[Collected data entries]

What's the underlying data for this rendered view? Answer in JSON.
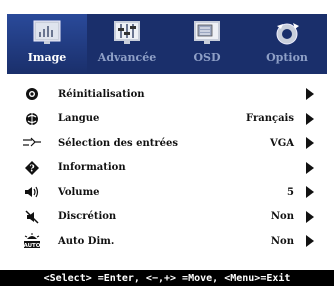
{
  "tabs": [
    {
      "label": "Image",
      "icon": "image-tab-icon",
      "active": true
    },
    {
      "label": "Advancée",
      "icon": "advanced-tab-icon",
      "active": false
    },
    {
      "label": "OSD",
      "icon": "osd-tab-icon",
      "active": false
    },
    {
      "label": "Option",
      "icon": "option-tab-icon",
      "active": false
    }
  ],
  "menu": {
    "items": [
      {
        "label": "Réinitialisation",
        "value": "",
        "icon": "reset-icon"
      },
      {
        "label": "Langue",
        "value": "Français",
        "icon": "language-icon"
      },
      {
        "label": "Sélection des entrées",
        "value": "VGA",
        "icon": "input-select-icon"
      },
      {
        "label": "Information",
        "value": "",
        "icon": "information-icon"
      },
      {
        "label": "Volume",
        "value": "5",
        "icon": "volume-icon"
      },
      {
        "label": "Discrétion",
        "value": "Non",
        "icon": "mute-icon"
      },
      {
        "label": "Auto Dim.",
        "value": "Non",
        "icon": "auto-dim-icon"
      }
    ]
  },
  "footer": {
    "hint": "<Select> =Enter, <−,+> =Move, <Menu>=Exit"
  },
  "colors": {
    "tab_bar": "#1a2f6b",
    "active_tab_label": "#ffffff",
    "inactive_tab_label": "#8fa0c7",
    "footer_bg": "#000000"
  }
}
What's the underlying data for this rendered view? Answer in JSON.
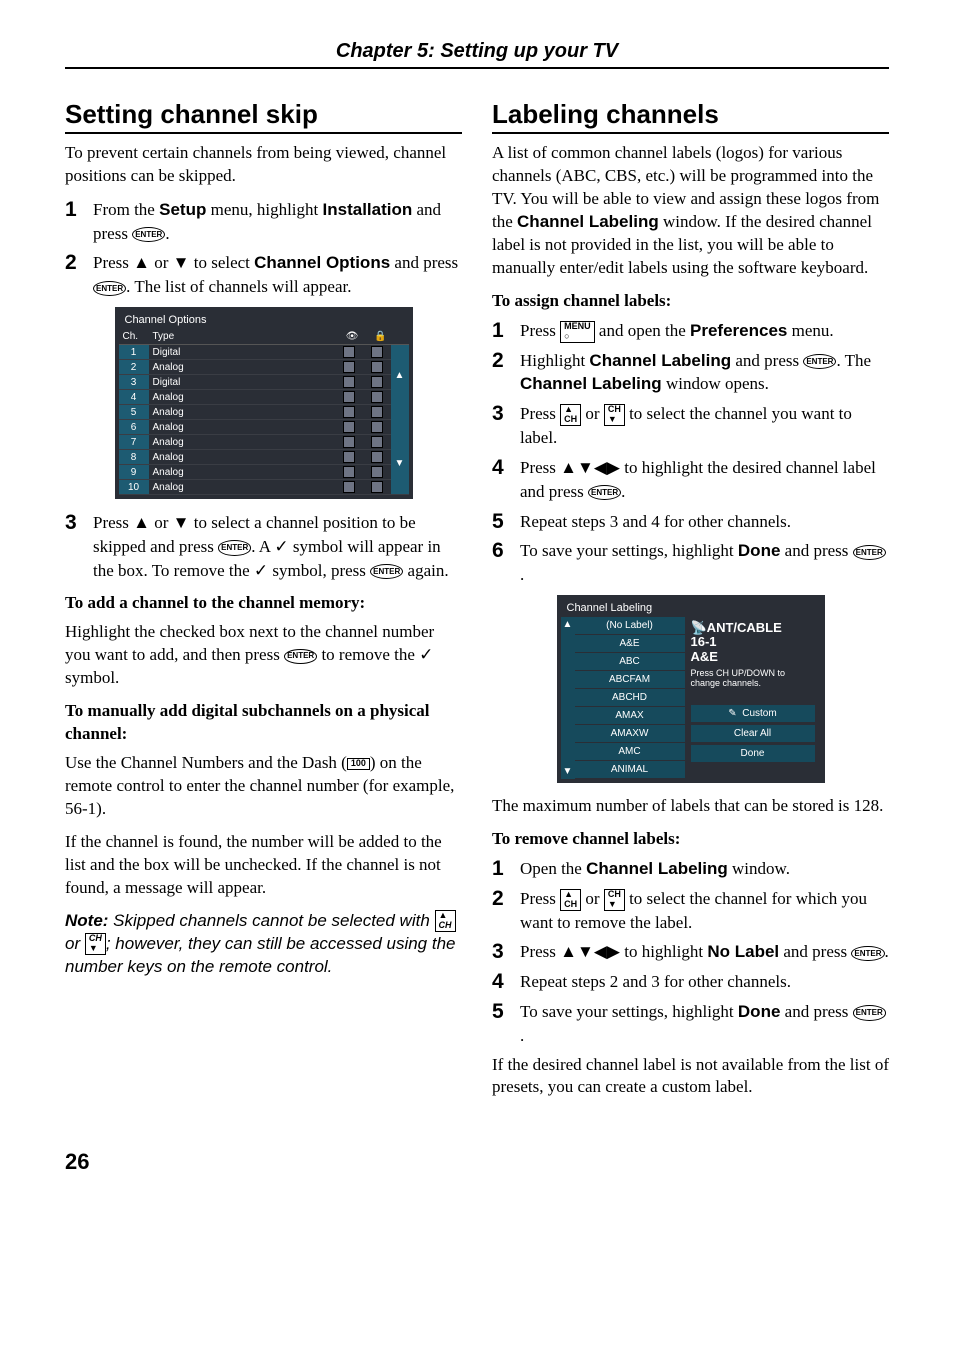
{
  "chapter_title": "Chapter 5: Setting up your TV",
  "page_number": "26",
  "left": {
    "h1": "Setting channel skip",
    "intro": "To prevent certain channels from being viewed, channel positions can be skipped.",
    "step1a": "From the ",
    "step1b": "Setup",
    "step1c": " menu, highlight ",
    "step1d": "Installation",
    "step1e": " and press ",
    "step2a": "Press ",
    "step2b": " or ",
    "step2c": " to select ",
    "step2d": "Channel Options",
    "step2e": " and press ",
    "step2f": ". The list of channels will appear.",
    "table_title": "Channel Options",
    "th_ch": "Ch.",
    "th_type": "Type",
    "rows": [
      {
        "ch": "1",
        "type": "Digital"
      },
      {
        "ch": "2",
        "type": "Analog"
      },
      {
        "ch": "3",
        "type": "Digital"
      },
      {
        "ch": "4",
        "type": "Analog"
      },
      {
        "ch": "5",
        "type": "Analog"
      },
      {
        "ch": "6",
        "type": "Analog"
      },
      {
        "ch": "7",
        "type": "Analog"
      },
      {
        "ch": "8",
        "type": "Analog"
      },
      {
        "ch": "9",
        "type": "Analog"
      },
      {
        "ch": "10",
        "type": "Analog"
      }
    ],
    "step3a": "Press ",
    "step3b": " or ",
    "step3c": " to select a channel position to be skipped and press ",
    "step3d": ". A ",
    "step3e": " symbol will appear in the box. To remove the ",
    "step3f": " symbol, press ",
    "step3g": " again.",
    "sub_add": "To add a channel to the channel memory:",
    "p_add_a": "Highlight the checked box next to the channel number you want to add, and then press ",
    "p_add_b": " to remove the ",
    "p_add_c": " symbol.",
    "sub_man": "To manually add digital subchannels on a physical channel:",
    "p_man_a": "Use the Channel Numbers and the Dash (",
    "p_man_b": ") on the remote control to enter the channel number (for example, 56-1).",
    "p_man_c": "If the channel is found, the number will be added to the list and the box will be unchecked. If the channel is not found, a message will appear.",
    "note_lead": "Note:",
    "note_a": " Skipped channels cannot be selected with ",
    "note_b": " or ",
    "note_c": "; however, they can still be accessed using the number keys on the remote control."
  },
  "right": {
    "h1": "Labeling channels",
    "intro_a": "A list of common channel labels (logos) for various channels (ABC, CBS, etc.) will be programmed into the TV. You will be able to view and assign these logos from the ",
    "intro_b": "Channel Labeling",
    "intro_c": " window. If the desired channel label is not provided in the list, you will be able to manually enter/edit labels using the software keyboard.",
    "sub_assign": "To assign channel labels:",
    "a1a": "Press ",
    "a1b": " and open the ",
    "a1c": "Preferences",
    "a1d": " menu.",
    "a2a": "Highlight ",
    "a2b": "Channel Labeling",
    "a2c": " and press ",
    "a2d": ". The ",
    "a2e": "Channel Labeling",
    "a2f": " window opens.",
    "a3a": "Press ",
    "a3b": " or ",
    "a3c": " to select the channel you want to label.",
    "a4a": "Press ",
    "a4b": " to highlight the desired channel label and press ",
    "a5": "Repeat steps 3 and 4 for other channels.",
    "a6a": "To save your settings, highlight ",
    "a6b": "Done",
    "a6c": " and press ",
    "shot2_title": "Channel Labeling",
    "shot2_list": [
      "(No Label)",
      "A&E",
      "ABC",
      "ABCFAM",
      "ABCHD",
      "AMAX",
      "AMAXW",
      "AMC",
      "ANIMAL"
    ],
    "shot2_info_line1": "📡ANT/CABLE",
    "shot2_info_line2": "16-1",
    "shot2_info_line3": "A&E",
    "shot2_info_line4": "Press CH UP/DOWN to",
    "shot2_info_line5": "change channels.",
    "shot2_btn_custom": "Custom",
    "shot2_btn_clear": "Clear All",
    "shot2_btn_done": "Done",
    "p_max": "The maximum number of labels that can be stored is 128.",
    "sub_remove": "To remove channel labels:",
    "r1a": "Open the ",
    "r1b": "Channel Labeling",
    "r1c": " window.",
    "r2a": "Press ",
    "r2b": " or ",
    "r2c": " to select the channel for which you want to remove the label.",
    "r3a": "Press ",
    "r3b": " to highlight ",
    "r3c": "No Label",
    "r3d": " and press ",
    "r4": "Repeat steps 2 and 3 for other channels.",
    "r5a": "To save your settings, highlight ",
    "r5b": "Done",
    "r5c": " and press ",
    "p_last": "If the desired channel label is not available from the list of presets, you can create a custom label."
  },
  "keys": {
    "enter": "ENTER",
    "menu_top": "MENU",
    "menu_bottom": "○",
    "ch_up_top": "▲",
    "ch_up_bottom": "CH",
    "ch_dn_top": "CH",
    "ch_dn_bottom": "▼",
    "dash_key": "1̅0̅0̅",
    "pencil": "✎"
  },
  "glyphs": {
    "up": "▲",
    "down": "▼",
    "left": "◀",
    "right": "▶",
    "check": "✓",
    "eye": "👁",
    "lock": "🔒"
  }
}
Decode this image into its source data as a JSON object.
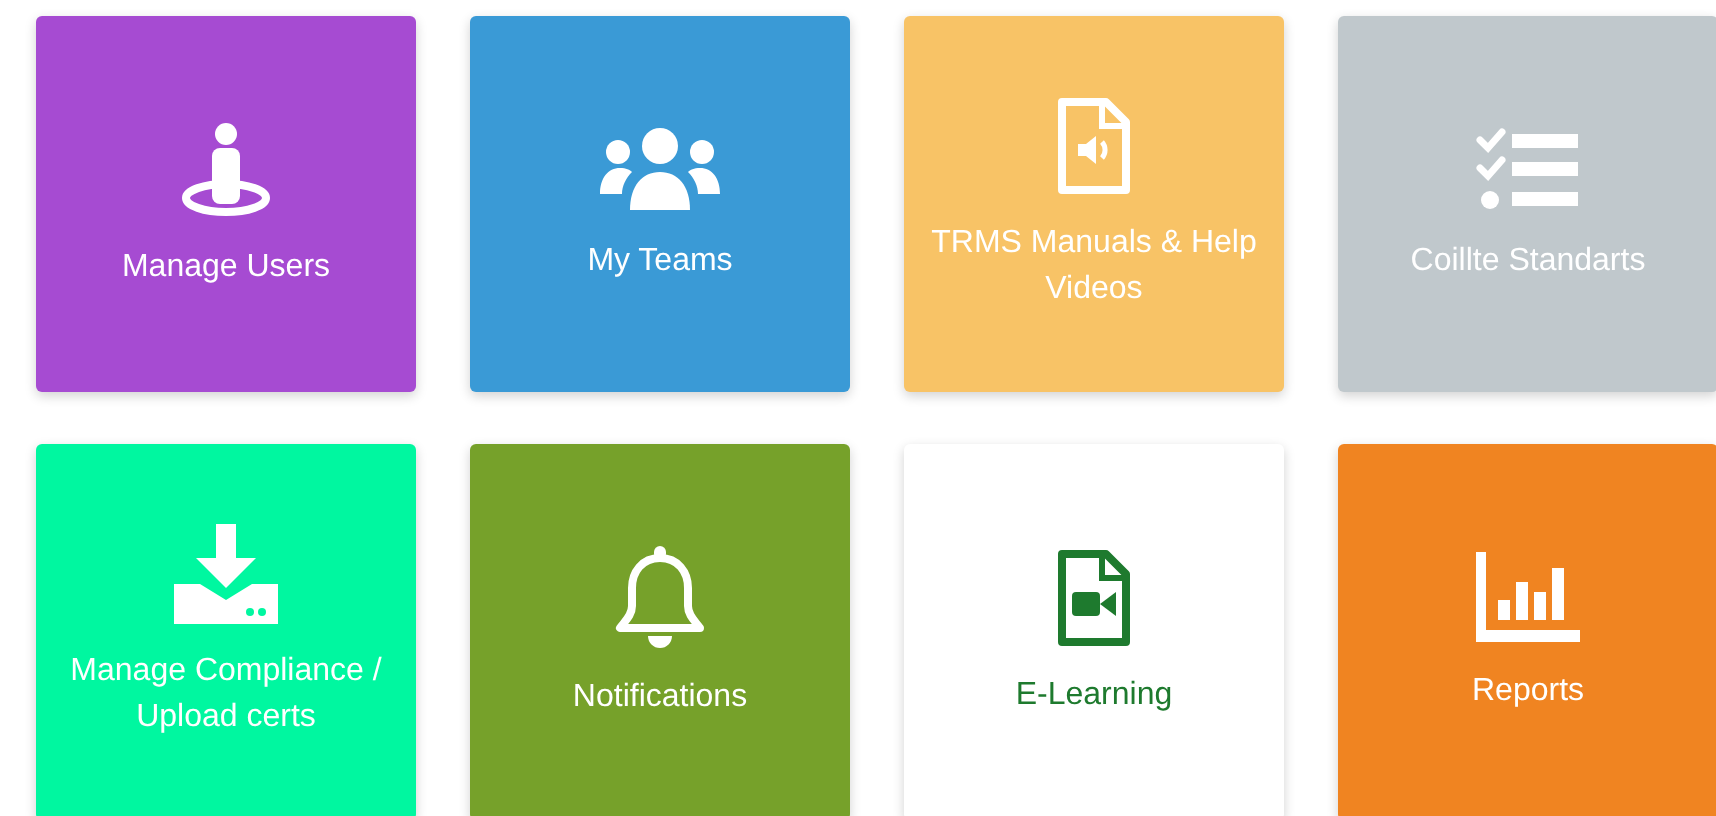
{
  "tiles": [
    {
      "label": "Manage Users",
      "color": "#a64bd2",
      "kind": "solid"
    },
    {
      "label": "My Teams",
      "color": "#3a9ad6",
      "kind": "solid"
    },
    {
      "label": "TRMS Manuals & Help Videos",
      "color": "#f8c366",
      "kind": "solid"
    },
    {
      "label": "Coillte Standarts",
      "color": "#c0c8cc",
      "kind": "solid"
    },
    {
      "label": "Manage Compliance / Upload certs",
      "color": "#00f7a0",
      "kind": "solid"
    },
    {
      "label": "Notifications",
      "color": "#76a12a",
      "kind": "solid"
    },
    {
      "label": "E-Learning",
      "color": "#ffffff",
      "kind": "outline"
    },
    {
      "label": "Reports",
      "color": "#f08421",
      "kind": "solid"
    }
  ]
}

• **Objective**: Quote the listing above in full, except for the pictures.

• **Solution**:
What's the underlying data for this rendered view? Answer in JSON.
{
  "tabs": [
    {
      "label": "Image",
      "icon": "image-tab-icon",
      "active": true
    },
    {
      "label": "Advancée",
      "icon": "advanced-tab-icon",
      "active": false
    },
    {
      "label": "OSD",
      "icon": "osd-tab-icon",
      "active": false
    },
    {
      "label": "Option",
      "icon": "option-tab-icon",
      "active": false
    }
  ],
  "menu": {
    "items": [
      {
        "label": "Réinitialisation",
        "value": "",
        "icon": "reset-icon"
      },
      {
        "label": "Langue",
        "value": "Français",
        "icon": "language-icon"
      },
      {
        "label": "Sélection des entrées",
        "value": "VGA",
        "icon": "input-select-icon"
      },
      {
        "label": "Information",
        "value": "",
        "icon": "information-icon"
      },
      {
        "label": "Volume",
        "value": "5",
        "icon": "volume-icon"
      },
      {
        "label": "Discrétion",
        "value": "Non",
        "icon": "mute-icon"
      },
      {
        "label": "Auto Dim.",
        "value": "Non",
        "icon": "auto-dim-icon"
      }
    ]
  },
  "footer": {
    "hint": "<Select> =Enter, <−,+> =Move, <Menu>=Exit"
  },
  "colors": {
    "tab_bar": "#1a2f6b",
    "active_tab_label": "#ffffff",
    "inactive_tab_label": "#8fa0c7",
    "footer_bg": "#000000"
  }
}
What's the underlying data for this rendered view? Answer in JSON.
{
  "chapter_title": "Chapter 5: Setting up your TV",
  "page_number": "26",
  "left": {
    "h1": "Setting channel skip",
    "intro": "To prevent certain channels from being viewed, channel positions can be skipped.",
    "step1a": "From the ",
    "step1b": "Setup",
    "step1c": " menu, highlight ",
    "step1d": "Installation",
    "step1e": " and press ",
    "step2a": "Press ",
    "step2b": " or ",
    "step2c": " to select ",
    "step2d": "Channel Options",
    "step2e": " and press ",
    "step2f": ". The list of channels will appear.",
    "table_title": "Channel Options",
    "th_ch": "Ch.",
    "th_type": "Type",
    "rows": [
      {
        "ch": "1",
        "type": "Digital"
      },
      {
        "ch": "2",
        "type": "Analog"
      },
      {
        "ch": "3",
        "type": "Digital"
      },
      {
        "ch": "4",
        "type": "Analog"
      },
      {
        "ch": "5",
        "type": "Analog"
      },
      {
        "ch": "6",
        "type": "Analog"
      },
      {
        "ch": "7",
        "type": "Analog"
      },
      {
        "ch": "8",
        "type": "Analog"
      },
      {
        "ch": "9",
        "type": "Analog"
      },
      {
        "ch": "10",
        "type": "Analog"
      }
    ],
    "step3a": "Press ",
    "step3b": " or ",
    "step3c": " to select a channel position to be skipped and press ",
    "step3d": ". A ",
    "step3e": " symbol will appear in the box. To remove the ",
    "step3f": " symbol, press ",
    "step3g": " again.",
    "sub_add": "To add a channel to the channel memory:",
    "p_add_a": "Highlight the checked box next to the channel number you want to add, and then press ",
    "p_add_b": " to remove the ",
    "p_add_c": " symbol.",
    "sub_man": "To manually add digital subchannels on a physical channel:",
    "p_man_a": "Use the Channel Numbers and the Dash (",
    "p_man_b": ") on the remote control to enter the channel number (for example, 56-1).",
    "p_man_c": "If the channel is found, the number will be added to the list and the box will be unchecked. If the channel is not found, a message will appear.",
    "note_lead": "Note:",
    "note_a": " Skipped channels cannot be selected with ",
    "note_b": " or ",
    "note_c": "; however, they can still be accessed using the number keys on the remote control."
  },
  "right": {
    "h1": "Labeling channels",
    "intro_a": "A list of common channel labels (logos) for various channels (ABC, CBS, etc.) will be programmed into the TV. You will be able to view and assign these logos from the ",
    "intro_b": "Channel Labeling",
    "intro_c": " window. If the desired channel label is not provided in the list, you will be able to manually enter/edit labels using the software keyboard.",
    "sub_assign": "To assign channel labels:",
    "a1a": "Press ",
    "a1b": " and open the ",
    "a1c": "Preferences",
    "a1d": " menu.",
    "a2a": "Highlight ",
    "a2b": "Channel Labeling",
    "a2c": " and press ",
    "a2d": ". The ",
    "a2e": "Channel Labeling",
    "a2f": " window opens.",
    "a3a": "Press ",
    "a3b": " or ",
    "a3c": " to select the channel you want to label.",
    "a4a": "Press ",
    "a4b": " to highlight the desired channel label and press ",
    "a5": "Repeat steps 3 and 4 for other channels.",
    "a6a": "To save your settings, highlight ",
    "a6b": "Done",
    "a6c": " and press ",
    "shot2_title": "Channel Labeling",
    "shot2_list": [
      "(No Label)",
      "A&E",
      "ABC",
      "ABCFAM",
      "ABCHD",
      "AMAX",
      "AMAXW",
      "AMC",
      "ANIMAL"
    ],
    "shot2_info_line1": "📡ANT/CABLE",
    "shot2_info_line2": "16-1",
    "shot2_info_line3": "A&E",
    "shot2_info_line4": "Press CH UP/DOWN to",
    "shot2_info_line5": "change channels.",
    "shot2_btn_custom": "Custom",
    "shot2_btn_clear": "Clear All",
    "shot2_btn_done": "Done",
    "p_max": "The maximum number of labels that can be stored is 128.",
    "sub_remove": "To remove channel labels:",
    "r1a": "Open the ",
    "r1b": "Channel Labeling",
    "r1c": " window.",
    "r2a": "Press ",
    "r2b": " or ",
    "r2c": " to select the channel for which you want to remove the label.",
    "r3a": "Press ",
    "r3b": " to highlight ",
    "r3c": "No Label",
    "r3d": " and press ",
    "r4": "Repeat steps 2 and 3 for other channels.",
    "r5a": "To save your settings, highlight ",
    "r5b": "Done",
    "r5c": " and press ",
    "p_last": "If the desired channel label is not available from the list of presets, you can create a custom label."
  },
  "keys": {
    "enter": "ENTER",
    "menu_top": "MENU",
    "menu_bottom": "○",
    "ch_up_top": "▲",
    "ch_up_bottom": "CH",
    "ch_dn_top": "CH",
    "ch_dn_bottom": "▼",
    "dash_key": "1̅0̅0̅",
    "pencil": "✎"
  },
  "glyphs": {
    "up": "▲",
    "down": "▼",
    "left": "◀",
    "right": "▶",
    "check": "✓",
    "eye": "👁",
    "lock": "🔒"
  }
}
Decode this image into its source data as a JSON object.
{
  "tiles": [
    {
      "label": "Manage Users",
      "color": "#a64bd2",
      "kind": "solid"
    },
    {
      "label": "My Teams",
      "color": "#3a9ad6",
      "kind": "solid"
    },
    {
      "label": "TRMS Manuals & Help Videos",
      "color": "#f8c366",
      "kind": "solid"
    },
    {
      "label": "Coillte Standarts",
      "color": "#c0c8cc",
      "kind": "solid"
    },
    {
      "label": "Manage Compliance / Upload certs",
      "color": "#00f7a0",
      "kind": "solid"
    },
    {
      "label": "Notifications",
      "color": "#76a12a",
      "kind": "solid"
    },
    {
      "label": "E-Learning",
      "color": "#ffffff",
      "kind": "outline"
    },
    {
      "label": "Reports",
      "color": "#f08421",
      "kind": "solid"
    }
  ]
}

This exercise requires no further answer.